> _SOAL LATIHAN_:
a - Ringkas paragraf dalam teks bacaan yang diawali "Demokrasi sedari awal sadar" menjadi daftar butir singkat tanpa menghilangkan fakta pokoknya.
b - Jawab pertanyaan berikut berdasarkan teks bacaan.
(i) Apa yang disebut menjadi oksimoron?
(ii) Opini yang dirumuskan kelas hegemonik disosialisasikan atas nama apa?
(iii) Kata apa yang disebut sebagai kata kunci yang sangat penting?

> _TEKS BACAAN_:
Opini, Rakyat,
dan Demokrasi
Donny Gahral Adian ; Dosen
Filsafat Politik UI
|
KOMPAS,
04 Desember 2012
Rakyat tidak memiliki alamat. Itu adalah
ruang kosong yang ganjil sekaligus dinamis. Dalam kekosongan ini,
representasi pun sesuatu yang mustahil. Opini publik menjadi oksimoron. ”Publik” pun tercampur aduk
antara nilai dan fakta.
Demokrasi sedari awal sadar akan
keterbatasannya tersebut. Secara normatif, demokrasi terus dituntut untuk
menyerahkan kekuasaan kepada demos
alias rakyat sebagai antibentuk. Hal itu tentu saja mustahil dilakukan.
Untuk itu, demokrasi tak pernah benar-benar
menyerahkan kekuasaan kepada rakyat. Rakyat selalu diperantarai oleh opini
yang dikemas rapi oleh kelompok-kelompok yang memiliki kekuatan
sosial-ekonomi. Dengan demikian, demokrasi selalu mengalami filterisasi.
Rakyat yang (akhirnya) terumuskan di legislatif atau eksekutif selalu (sudah)
terasing dari dirinya sendiri.
Hegemoni
Rakyat yang kosong dan ganjil tidak pernah
beropini. Opini senantiasa dirumuskan kelas hegemonik dan disosialisasikan
atas nama ”pendidikan politik”.
Rakyat sebagai kekosongan adalah arena bermain berbagai kelompok kepentingan
untuk memenangkan gagasannya.
Pertarungan opini yang berlangsung bukan
pertarungan yang berbasis pada populisme. Pertarungan itu berlangsung di
layar kaca, sementara rakyat duduk di ruang tamu sebagai penonton belaka.
Persoalannya, opini kelas hegemonik harus
mampu diterima secara sukarela oleh kelas-kelas lainnya. Oleh karena itu,
”aliansi” menjadi kata kunci yang sangat penting.

> _DATA YANG DIBERIKAN_:
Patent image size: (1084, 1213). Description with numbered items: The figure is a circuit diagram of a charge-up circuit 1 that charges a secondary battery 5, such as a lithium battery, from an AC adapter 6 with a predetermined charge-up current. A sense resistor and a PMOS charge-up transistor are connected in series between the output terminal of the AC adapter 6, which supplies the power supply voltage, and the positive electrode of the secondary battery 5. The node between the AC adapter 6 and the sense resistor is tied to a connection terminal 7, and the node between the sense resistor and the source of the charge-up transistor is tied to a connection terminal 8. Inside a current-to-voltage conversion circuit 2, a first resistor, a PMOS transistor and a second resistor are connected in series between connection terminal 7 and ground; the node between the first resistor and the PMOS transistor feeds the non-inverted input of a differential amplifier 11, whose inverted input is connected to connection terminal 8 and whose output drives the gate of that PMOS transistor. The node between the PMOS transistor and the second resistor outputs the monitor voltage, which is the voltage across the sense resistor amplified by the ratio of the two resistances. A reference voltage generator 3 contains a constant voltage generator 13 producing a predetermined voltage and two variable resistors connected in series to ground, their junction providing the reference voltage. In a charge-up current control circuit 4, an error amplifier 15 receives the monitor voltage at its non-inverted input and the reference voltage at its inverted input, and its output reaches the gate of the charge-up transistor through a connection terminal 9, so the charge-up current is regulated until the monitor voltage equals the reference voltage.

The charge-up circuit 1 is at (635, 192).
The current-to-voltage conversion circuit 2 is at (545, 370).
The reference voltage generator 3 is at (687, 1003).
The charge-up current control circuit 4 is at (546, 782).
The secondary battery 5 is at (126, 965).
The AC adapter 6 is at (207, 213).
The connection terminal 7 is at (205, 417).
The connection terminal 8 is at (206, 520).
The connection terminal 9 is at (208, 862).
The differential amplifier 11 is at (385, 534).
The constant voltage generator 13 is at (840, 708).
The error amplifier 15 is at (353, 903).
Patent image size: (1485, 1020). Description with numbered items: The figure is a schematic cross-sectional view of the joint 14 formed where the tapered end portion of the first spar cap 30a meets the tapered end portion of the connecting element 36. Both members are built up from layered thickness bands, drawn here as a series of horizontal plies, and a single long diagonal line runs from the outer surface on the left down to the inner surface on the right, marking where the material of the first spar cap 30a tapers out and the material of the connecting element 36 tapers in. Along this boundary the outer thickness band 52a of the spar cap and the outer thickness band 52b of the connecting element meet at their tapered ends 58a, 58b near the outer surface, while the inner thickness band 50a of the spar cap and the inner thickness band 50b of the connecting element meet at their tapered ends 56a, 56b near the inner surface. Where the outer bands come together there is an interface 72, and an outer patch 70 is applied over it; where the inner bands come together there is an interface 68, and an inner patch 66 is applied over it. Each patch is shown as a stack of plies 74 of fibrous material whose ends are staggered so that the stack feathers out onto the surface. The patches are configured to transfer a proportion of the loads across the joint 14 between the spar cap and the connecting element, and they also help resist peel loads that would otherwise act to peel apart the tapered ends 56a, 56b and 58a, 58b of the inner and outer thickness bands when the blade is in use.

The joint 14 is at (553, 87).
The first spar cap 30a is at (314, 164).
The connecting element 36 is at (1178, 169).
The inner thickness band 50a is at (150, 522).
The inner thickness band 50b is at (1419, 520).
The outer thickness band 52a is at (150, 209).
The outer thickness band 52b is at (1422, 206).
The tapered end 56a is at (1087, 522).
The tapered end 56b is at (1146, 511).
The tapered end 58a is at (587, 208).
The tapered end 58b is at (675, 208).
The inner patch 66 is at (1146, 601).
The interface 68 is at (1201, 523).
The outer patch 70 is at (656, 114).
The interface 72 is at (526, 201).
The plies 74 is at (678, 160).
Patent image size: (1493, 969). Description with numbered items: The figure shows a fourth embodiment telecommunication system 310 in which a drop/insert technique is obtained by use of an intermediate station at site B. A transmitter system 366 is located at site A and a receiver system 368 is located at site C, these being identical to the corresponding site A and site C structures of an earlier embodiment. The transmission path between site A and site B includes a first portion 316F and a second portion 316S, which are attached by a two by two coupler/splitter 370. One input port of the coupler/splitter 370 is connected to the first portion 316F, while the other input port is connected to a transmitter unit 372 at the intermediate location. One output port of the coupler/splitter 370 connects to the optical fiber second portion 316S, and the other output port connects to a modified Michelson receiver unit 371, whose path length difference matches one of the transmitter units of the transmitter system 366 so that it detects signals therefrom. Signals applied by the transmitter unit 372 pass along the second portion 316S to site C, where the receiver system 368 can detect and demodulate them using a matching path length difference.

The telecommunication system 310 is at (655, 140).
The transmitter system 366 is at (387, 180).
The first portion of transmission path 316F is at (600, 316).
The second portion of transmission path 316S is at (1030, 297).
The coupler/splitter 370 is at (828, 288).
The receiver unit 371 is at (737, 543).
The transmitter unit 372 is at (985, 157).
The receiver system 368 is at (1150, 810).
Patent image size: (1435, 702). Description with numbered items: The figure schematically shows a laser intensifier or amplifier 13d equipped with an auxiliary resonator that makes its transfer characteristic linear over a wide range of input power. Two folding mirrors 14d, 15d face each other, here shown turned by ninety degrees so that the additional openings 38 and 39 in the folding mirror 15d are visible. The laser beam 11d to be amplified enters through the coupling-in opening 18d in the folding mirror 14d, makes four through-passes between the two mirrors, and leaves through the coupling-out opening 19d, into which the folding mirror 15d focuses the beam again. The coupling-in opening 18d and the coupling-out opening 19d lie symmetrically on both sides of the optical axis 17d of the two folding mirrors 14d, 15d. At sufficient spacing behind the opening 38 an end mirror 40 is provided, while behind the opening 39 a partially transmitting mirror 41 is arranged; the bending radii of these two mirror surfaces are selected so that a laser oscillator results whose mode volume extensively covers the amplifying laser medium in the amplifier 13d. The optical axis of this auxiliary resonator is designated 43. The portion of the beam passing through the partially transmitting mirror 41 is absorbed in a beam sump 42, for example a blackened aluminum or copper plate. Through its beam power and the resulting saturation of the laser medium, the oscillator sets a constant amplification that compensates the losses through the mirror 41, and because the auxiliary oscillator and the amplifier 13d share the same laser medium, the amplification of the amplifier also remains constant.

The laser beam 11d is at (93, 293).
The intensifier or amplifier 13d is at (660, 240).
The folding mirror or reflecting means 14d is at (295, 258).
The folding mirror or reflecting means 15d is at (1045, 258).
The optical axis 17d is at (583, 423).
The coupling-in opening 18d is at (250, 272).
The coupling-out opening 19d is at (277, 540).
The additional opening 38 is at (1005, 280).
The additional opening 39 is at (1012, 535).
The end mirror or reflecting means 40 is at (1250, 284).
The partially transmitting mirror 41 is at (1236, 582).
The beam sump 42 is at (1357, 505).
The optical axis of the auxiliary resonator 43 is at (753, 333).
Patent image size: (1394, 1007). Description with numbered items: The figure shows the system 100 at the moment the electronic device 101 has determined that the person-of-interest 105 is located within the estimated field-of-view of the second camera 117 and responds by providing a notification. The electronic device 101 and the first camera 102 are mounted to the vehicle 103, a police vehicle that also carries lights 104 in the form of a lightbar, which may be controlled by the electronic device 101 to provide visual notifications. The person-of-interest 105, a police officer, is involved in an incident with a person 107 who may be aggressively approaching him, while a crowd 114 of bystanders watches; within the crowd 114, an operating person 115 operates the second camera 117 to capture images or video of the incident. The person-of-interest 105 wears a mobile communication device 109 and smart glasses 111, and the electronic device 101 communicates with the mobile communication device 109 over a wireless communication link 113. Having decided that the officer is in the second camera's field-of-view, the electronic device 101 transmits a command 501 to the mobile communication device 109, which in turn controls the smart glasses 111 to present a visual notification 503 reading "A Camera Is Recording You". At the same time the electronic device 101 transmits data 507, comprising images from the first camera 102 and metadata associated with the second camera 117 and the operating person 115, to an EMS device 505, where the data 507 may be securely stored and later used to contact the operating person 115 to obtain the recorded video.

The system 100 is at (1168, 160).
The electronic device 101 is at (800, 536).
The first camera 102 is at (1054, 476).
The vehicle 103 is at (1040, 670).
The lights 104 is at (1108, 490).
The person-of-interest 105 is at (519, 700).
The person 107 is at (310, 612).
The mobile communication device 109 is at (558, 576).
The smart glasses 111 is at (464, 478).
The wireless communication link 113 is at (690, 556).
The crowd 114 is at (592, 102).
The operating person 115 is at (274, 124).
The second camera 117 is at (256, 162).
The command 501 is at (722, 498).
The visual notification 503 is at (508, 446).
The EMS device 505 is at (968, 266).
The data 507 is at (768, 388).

> _KUNCI JAWABAN_:
a -
- Sejak awal, demokrasi sadar akan keterbatasannya.
- Secara normatif, demokrasi dituntut menyerahkan kekuasaan kepada demos atau rakyat sebagai antibentuk, dan hal itu mustahil dilakukan.
- Karena itu, demokrasi tak pernah benar-benar menyerahkan kekuasaan kepada rakyat.
- Rakyat selalu diperantarai oleh opini yang dikemas rapi oleh kelompok-kelompok berkekuatan sosial-ekonomi.
- Demokrasi selalu mengalami filterisasi, sehingga rakyat yang terumuskan di legislatif atau eksekutif selalu terasing dari dirinya sendiri.

b -
(i) Opini publik.
(ii) Atas nama "pendidikan politik".
(iii) Kata "aliansi".